What the task requires
Write out every record below exactly, so that nothing differs from what is shown.

---------- Supplied records

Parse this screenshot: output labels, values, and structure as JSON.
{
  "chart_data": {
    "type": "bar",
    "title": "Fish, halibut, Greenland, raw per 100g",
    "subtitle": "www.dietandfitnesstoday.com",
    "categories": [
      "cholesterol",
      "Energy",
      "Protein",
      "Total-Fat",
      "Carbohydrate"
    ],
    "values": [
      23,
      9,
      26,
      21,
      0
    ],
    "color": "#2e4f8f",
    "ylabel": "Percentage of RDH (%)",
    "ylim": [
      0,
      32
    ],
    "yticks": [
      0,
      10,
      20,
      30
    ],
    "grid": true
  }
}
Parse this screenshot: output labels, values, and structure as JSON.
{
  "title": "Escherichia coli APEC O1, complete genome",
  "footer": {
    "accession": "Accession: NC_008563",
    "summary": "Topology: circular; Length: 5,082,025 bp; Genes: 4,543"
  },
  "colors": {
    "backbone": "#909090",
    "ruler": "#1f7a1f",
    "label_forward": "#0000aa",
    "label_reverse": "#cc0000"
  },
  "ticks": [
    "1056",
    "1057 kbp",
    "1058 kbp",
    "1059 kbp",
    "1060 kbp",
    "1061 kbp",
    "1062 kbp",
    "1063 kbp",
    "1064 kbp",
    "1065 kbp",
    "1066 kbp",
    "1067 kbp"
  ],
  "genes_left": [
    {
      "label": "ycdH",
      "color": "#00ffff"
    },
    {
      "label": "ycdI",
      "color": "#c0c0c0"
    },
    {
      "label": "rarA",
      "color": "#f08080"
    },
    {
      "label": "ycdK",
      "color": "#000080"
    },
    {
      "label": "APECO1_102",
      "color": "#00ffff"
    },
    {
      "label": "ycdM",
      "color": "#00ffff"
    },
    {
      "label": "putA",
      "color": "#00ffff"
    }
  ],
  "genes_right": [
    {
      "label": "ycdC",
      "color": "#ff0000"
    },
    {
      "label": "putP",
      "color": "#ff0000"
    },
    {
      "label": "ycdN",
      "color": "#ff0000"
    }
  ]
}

--------------------

Expected output
Parse this screenshot: output labels, values, and structure as JSON.
{
  "chart_data": {
    "type": "bar",
    "title": "Fish, halibut, Greenland, raw per 100g",
    "subtitle": "www.dietandfitnesstoday.com",
    "categories": [
      "cholesterol",
      "Energy",
      "Protein",
      "Total-Fat",
      "Carbohydrate"
    ],
    "values": [
      23,
      9,
      26,
      21,
      0
    ],
    "color": "#2e4f8f",
    "ylabel": "Percentage of RDH (%)",
    "ylim": [
      0,
      32
    ],
    "yticks": [
      0,
      10,
      20,
      30
    ],
    "grid": true
  }
}
Parse this screenshot: output labels, values, and structure as JSON.
{
  "title": "Escherichia coli APEC O1, complete genome",
  "footer": {
    "accession": "Accession: NC_008563",
    "summary": "Topology: circular; Length: 5,082,025 bp; Genes: 4,543"
  },
  "colors": {
    "backbone": "#909090",
    "ruler": "#1f7a1f",
    "label_forward": "#0000aa",
    "label_reverse": "#cc0000"
  },
  "ticks": [
    "1056",
    "1057 kbp",
    "1058 kbp",
    "1059 kbp",
    "1060 kbp",
    "1061 kbp",
    "1062 kbp",
    "1063 kbp",
    "1064 kbp",
    "1065 kbp",
    "1066 kbp",
    "1067 kbp"
  ],
  "genes_left": [
    {
      "label": "ycdH",
      "color": "#00ffff"
    },
    {
      "label": "ycdI",
      "color": "#c0c0c0"
    },
    {
      "label": "rarA",
      "color": "#f08080"
    },
    {
      "label": "ycdK",
      "color": "#000080"
    },
    {
      "label": "APECO1_102",
      "color": "#00ffff"
    },
    {
      "label": "ycdM",
      "color": "#00ffff"
    },
    {
      "label": "putA",
      "color": "#00ffff"
    }
  ],
  "genes_right": [
    {
      "label": "ycdC",
      "color": "#ff0000"
    },
    {
      "label": "putP",
      "color": "#ff0000"
    },
    {
      "label": "ycdN",
      "color": "#ff0000"
    }
  ]
}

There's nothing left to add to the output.